The task => What lines of the data hold the string "xlabel"? Pull each one out.

* BEGIN Record extracts *

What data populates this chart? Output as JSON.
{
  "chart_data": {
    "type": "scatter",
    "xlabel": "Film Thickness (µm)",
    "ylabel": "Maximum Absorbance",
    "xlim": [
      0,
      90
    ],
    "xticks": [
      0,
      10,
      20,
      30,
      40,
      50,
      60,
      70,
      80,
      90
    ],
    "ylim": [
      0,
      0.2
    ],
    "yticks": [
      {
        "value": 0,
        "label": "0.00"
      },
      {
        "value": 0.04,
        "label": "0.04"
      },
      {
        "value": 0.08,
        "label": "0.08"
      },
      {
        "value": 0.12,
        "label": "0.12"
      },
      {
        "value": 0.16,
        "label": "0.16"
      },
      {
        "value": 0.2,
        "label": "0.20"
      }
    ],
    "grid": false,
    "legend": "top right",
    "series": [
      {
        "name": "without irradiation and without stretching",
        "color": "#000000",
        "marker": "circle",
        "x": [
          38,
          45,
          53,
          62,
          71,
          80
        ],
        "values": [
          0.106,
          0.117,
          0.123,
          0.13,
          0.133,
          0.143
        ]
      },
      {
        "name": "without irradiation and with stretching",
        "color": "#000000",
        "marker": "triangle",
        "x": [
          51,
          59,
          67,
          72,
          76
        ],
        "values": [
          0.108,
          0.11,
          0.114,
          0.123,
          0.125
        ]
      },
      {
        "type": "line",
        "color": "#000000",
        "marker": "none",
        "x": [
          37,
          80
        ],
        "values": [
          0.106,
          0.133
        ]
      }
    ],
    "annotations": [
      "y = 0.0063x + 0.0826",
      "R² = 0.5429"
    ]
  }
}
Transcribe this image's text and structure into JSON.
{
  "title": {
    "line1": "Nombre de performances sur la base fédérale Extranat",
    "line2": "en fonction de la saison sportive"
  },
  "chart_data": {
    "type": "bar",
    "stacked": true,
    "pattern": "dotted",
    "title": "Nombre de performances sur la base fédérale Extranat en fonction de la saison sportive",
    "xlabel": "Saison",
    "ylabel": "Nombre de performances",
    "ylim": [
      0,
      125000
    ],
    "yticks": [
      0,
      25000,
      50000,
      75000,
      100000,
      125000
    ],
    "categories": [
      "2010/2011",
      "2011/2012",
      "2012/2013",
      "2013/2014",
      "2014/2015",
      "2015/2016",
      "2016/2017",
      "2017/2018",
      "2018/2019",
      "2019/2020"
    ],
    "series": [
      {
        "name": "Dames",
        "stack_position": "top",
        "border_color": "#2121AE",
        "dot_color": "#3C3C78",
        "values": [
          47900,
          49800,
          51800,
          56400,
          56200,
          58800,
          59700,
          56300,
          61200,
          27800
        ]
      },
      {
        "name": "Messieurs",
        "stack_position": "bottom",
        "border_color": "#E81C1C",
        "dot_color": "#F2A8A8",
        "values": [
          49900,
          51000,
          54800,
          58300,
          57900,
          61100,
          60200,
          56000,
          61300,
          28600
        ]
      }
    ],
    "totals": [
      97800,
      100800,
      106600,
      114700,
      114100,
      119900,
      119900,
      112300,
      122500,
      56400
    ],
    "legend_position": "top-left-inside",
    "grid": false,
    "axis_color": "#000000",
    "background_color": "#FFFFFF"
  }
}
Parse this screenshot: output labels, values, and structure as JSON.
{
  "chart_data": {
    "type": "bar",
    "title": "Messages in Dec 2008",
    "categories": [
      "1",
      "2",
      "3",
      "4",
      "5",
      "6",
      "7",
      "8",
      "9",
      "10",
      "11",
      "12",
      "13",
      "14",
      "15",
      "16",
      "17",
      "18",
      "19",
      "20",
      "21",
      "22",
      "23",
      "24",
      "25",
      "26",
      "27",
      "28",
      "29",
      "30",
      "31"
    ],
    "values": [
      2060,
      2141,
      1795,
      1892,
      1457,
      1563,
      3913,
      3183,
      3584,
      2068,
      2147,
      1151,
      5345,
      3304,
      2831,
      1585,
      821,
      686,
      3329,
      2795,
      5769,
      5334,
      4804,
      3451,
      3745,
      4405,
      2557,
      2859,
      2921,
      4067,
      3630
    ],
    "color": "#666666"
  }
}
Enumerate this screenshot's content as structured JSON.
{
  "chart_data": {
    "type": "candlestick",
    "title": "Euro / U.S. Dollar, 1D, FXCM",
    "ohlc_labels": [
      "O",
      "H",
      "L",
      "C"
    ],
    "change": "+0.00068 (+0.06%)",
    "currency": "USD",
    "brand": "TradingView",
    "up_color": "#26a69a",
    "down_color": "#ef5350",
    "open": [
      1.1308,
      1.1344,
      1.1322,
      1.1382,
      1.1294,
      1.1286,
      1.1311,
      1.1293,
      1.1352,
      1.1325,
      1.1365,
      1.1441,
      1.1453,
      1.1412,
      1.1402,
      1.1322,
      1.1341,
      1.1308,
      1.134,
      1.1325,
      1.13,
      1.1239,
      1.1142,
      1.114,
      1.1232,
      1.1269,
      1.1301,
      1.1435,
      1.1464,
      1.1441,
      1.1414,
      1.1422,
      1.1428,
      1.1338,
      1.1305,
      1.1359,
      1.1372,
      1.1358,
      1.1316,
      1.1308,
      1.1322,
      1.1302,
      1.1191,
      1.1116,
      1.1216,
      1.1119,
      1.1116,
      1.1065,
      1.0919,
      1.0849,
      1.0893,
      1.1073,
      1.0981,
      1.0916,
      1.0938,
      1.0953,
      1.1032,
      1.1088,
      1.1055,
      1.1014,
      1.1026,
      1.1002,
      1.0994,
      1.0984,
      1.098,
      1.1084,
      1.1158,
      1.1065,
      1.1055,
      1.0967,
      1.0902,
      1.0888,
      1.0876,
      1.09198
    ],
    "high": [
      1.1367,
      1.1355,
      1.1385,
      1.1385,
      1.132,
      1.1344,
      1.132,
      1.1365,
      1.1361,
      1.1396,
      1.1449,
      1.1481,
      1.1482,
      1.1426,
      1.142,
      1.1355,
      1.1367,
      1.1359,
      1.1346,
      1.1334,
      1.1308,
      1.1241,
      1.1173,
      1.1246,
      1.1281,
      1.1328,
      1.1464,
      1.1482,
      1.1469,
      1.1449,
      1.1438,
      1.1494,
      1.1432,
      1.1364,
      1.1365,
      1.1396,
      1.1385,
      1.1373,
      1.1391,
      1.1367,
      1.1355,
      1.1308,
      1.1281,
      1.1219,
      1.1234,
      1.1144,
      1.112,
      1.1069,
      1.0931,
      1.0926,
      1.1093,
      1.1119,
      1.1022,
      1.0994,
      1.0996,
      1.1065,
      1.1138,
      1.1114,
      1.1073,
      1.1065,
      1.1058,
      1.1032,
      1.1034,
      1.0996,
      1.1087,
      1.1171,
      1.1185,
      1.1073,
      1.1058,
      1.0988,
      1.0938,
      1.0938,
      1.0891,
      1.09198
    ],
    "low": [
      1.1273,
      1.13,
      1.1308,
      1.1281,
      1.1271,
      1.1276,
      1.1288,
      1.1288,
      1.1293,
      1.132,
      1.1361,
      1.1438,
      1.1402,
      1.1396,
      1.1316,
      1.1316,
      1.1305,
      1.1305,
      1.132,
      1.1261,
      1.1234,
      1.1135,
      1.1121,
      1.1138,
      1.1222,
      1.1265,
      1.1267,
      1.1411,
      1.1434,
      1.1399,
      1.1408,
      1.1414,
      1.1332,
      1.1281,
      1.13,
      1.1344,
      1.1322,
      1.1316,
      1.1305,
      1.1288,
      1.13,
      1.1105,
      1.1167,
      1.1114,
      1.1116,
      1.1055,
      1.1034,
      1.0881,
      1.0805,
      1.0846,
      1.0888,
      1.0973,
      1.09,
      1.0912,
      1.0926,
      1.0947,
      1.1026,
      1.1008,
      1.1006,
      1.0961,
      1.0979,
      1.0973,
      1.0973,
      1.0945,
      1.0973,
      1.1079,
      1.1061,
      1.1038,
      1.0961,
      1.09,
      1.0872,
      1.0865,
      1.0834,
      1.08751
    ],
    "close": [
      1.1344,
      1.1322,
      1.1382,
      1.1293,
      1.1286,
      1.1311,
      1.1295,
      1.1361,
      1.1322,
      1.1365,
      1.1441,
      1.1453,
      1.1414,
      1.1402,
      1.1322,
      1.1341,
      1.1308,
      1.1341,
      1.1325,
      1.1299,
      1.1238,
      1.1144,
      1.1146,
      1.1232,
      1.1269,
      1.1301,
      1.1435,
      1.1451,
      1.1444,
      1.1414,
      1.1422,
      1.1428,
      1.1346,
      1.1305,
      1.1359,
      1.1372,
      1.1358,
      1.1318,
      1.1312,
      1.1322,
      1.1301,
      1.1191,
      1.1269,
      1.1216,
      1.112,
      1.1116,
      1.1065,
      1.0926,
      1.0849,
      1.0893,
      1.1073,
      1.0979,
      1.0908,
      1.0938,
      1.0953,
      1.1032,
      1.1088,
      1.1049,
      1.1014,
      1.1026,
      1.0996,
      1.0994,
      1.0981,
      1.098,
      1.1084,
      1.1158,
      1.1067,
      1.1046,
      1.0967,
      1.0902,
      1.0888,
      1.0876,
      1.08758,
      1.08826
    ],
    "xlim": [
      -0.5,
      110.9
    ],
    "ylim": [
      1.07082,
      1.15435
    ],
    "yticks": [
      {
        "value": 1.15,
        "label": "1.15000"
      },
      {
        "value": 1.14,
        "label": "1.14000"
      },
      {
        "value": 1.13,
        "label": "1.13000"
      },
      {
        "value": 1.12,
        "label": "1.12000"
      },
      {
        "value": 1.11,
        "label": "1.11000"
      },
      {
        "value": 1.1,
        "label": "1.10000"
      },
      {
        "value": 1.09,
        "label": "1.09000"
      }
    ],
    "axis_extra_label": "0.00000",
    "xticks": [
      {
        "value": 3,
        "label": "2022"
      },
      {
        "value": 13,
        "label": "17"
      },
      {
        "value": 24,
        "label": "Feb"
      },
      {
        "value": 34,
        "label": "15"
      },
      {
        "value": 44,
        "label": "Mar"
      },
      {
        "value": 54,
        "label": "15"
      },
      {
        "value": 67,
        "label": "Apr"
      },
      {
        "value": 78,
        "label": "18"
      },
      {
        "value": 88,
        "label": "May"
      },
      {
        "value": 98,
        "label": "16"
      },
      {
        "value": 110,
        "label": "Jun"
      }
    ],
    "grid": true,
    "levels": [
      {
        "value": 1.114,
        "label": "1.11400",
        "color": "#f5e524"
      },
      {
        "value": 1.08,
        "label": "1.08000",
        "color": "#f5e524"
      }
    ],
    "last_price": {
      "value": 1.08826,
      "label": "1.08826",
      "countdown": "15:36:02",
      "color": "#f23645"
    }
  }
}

* END Record extracts *

Result of the task =>
    "xlabel": "Film Thickness (µm)",
    "xlabel": "Saison",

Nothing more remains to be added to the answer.